=== Task instructions ===
Report, as a bare number, how many lines of the material below contain the word "name".

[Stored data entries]

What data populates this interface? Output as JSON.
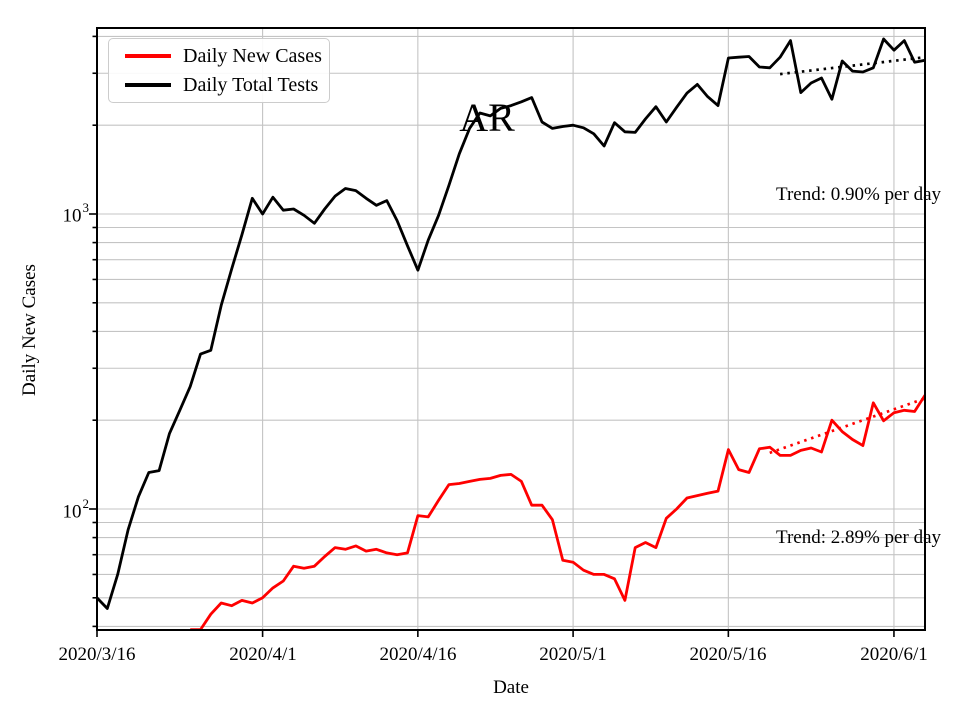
{
  "figure": {
    "title": "AR",
    "xlabel": "Date",
    "ylabel": "Daily New Cases"
  },
  "legend": {
    "position": "upper left",
    "items": [
      {
        "label": "Daily New Cases",
        "color": "#ff0000"
      },
      {
        "label": "Daily Total Tests",
        "color": "#000000"
      }
    ]
  },
  "annotations": [
    {
      "label": "Trend: 0.90% per day"
    },
    {
      "label": "Trend: 2.89% per day"
    }
  ],
  "axes": {
    "y_ticks": [
      {
        "base": "10",
        "exp": "3"
      },
      {
        "base": "10",
        "exp": "2"
      }
    ],
    "x_ticks": [
      "2020/3/16",
      "2020/4/1",
      "2020/4/16",
      "2020/5/1",
      "2020/5/16",
      "2020/6/1"
    ]
  },
  "chart_data": {
    "type": "line",
    "title": "AR",
    "xlabel": "Date",
    "ylabel": "Daily New Cases",
    "yscale": "log",
    "ylim": [
      38,
      4300
    ],
    "grid": true,
    "legend_position": "upper left",
    "x_unit": "days since 2020/3/16",
    "x_tick_days": [
      0,
      16,
      31,
      46,
      61,
      77
    ],
    "x_tick_labels": [
      "2020/3/16",
      "2020/4/1",
      "2020/4/16",
      "2020/5/1",
      "2020/5/16",
      "2020/6/1"
    ],
    "y_grid_values": [
      40,
      50,
      60,
      70,
      80,
      90,
      100,
      200,
      300,
      400,
      500,
      600,
      700,
      800,
      900,
      1000,
      2000,
      3000,
      4000
    ],
    "y_major_ticks": [
      100,
      1000
    ],
    "series": [
      {
        "name": "Daily New Cases",
        "color": "#ff0000",
        "values": [
          null,
          null,
          null,
          null,
          null,
          null,
          null,
          null,
          null,
          39,
          39,
          44,
          48,
          47,
          49,
          48,
          50,
          54,
          57,
          64,
          63,
          64,
          69,
          74,
          73,
          75,
          72,
          73,
          71,
          70,
          71,
          95,
          94,
          107,
          121,
          122,
          124,
          126,
          127,
          130,
          131,
          124,
          103,
          103,
          92,
          67,
          66,
          62,
          60,
          60,
          58,
          49,
          74,
          77,
          74,
          93,
          100,
          109,
          111,
          113,
          115,
          159,
          136,
          133,
          160,
          162,
          152,
          152,
          158,
          161,
          156,
          200,
          183,
          172,
          164,
          229,
          199,
          212,
          216,
          214,
          243
        ]
      },
      {
        "name": "Daily Total Tests",
        "color": "#000000",
        "values": [
          50,
          46,
          60,
          85,
          110,
          133,
          135,
          180,
          216,
          260,
          335,
          345,
          490,
          650,
          850,
          1130,
          1000,
          1140,
          1030,
          1040,
          990,
          930,
          1040,
          1150,
          1220,
          1200,
          1130,
          1070,
          1110,
          950,
          780,
          645,
          815,
          990,
          1250,
          1600,
          1950,
          2200,
          2150,
          2280,
          2330,
          2400,
          2480,
          2050,
          1950,
          1980,
          2000,
          1960,
          1870,
          1700,
          2040,
          1900,
          1890,
          2100,
          2310,
          2050,
          2300,
          2570,
          2750,
          2500,
          2330,
          3380,
          3400,
          3420,
          3150,
          3130,
          3400,
          3870,
          2580,
          2780,
          2890,
          2450,
          3300,
          3050,
          3030,
          3130,
          3920,
          3590,
          3870,
          3270,
          3320
        ]
      }
    ],
    "trend_lines": [
      {
        "name": "tests-trend",
        "color": "#000000",
        "label": "Trend: 0.90% per day",
        "rate_percent_per_day": 0.9,
        "start_day": 66,
        "end_day": 80,
        "start_value": 2980,
        "end_value": 3400
      },
      {
        "name": "cases-trend",
        "color": "#ff0000",
        "label": "Trend: 2.89% per day",
        "rate_percent_per_day": 2.89,
        "start_day": 65,
        "end_day": 80,
        "start_value": 155,
        "end_value": 237
      }
    ]
  }
}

=== Written solution ===
4